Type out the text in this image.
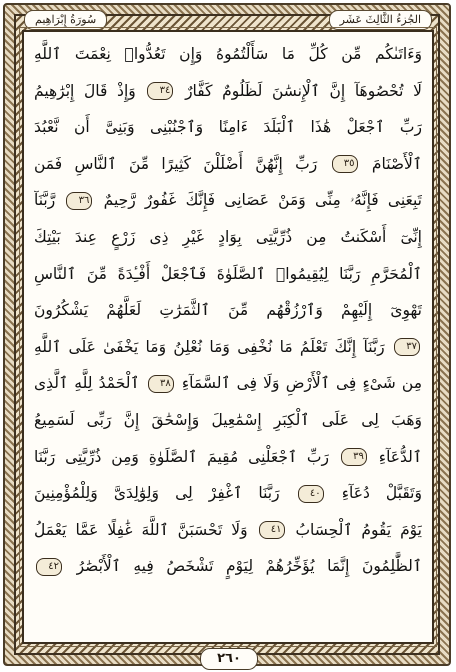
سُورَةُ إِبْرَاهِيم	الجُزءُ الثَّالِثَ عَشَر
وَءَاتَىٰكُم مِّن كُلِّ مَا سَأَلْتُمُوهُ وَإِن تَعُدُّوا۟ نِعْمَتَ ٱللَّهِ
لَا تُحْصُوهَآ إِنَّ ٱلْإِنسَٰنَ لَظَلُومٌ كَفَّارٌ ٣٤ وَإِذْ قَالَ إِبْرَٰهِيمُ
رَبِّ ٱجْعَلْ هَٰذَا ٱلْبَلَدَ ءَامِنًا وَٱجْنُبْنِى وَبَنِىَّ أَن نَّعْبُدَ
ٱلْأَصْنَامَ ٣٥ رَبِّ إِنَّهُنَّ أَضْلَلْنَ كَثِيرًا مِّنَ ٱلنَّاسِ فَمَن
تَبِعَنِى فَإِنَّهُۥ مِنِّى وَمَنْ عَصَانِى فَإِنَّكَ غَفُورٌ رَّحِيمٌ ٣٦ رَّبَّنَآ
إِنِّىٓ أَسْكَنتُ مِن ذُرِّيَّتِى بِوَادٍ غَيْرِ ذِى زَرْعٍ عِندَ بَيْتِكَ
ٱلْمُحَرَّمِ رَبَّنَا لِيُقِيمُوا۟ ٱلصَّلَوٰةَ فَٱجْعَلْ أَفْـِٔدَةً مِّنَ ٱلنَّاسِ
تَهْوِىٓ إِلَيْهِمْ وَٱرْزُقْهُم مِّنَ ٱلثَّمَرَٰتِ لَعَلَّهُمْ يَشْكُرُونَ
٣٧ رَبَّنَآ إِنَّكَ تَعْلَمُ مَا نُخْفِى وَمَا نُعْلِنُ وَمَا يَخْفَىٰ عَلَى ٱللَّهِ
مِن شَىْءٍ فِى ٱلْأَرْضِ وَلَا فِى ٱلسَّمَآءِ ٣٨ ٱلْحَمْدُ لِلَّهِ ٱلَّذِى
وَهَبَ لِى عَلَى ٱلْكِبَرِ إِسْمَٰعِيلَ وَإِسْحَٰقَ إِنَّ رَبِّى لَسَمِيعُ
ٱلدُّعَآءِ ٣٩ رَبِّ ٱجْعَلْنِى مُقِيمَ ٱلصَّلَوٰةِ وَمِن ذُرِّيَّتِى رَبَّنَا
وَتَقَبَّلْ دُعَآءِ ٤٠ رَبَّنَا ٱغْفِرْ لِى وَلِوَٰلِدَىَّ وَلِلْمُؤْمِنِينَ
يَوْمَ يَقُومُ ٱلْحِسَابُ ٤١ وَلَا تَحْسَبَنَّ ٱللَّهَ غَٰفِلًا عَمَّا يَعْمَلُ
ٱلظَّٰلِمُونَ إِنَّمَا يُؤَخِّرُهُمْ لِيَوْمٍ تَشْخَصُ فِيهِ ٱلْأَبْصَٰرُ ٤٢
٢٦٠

......

*Exercise details*: Each entry gets copied exactly; the pictures stay out.

*Worked answer*:
Type out the text in this image.
سُورَةُ إِبْرَاهِيم	الجُزءُ الثَّالِثَ عَشَر
وَءَاتَىٰكُم مِّن كُلِّ مَا سَأَلْتُمُوهُ وَإِن تَعُدُّوا۟ نِعْمَتَ ٱللَّهِ
لَا تُحْصُوهَآ إِنَّ ٱلْإِنسَٰنَ لَظَلُومٌ كَفَّارٌ ٣٤ وَإِذْ قَالَ إِبْرَٰهِيمُ
رَبِّ ٱجْعَلْ هَٰذَا ٱلْبَلَدَ ءَامِنًا وَٱجْنُبْنِى وَبَنِىَّ أَن نَّعْبُدَ
ٱلْأَصْنَامَ ٣٥ رَبِّ إِنَّهُنَّ أَضْلَلْنَ كَثِيرًا مِّنَ ٱلنَّاسِ فَمَن
تَبِعَنِى فَإِنَّهُۥ مِنِّى وَمَنْ عَصَانِى فَإِنَّكَ غَفُورٌ رَّحِيمٌ ٣٦ رَّبَّنَآ
إِنِّىٓ أَسْكَنتُ مِن ذُرِّيَّتِى بِوَادٍ غَيْرِ ذِى زَرْعٍ عِندَ بَيْتِكَ
ٱلْمُحَرَّمِ رَبَّنَا لِيُقِيمُوا۟ ٱلصَّلَوٰةَ فَٱجْعَلْ أَفْـِٔدَةً مِّنَ ٱلنَّاسِ
تَهْوِىٓ إِلَيْهِمْ وَٱرْزُقْهُم مِّنَ ٱلثَّمَرَٰتِ لَعَلَّهُمْ يَشْكُرُونَ
٣٧ رَبَّنَآ إِنَّكَ تَعْلَمُ مَا نُخْفِى وَمَا نُعْلِنُ وَمَا يَخْفَىٰ عَلَى ٱللَّهِ
مِن شَىْءٍ فِى ٱلْأَرْضِ وَلَا فِى ٱلسَّمَآءِ ٣٨ ٱلْحَمْدُ لِلَّهِ ٱلَّذِى
وَهَبَ لِى عَلَى ٱلْكِبَرِ إِسْمَٰعِيلَ وَإِسْحَٰقَ إِنَّ رَبِّى لَسَمِيعُ
ٱلدُّعَآءِ ٣٩ رَبِّ ٱجْعَلْنِى مُقِيمَ ٱلصَّلَوٰةِ وَمِن ذُرِّيَّتِى رَبَّنَا
وَتَقَبَّلْ دُعَآءِ ٤٠ رَبَّنَا ٱغْفِرْ لِى وَلِوَٰلِدَىَّ وَلِلْمُؤْمِنِينَ
يَوْمَ يَقُومُ ٱلْحِسَابُ ٤١ وَلَا تَحْسَبَنَّ ٱللَّهَ غَٰفِلًا عَمَّا يَعْمَلُ
ٱلظَّٰلِمُونَ إِنَّمَا يُؤَخِّرُهُمْ لِيَوْمٍ تَشْخَصُ فِيهِ ٱلْأَبْصَٰرُ ٤٢
٢٦٠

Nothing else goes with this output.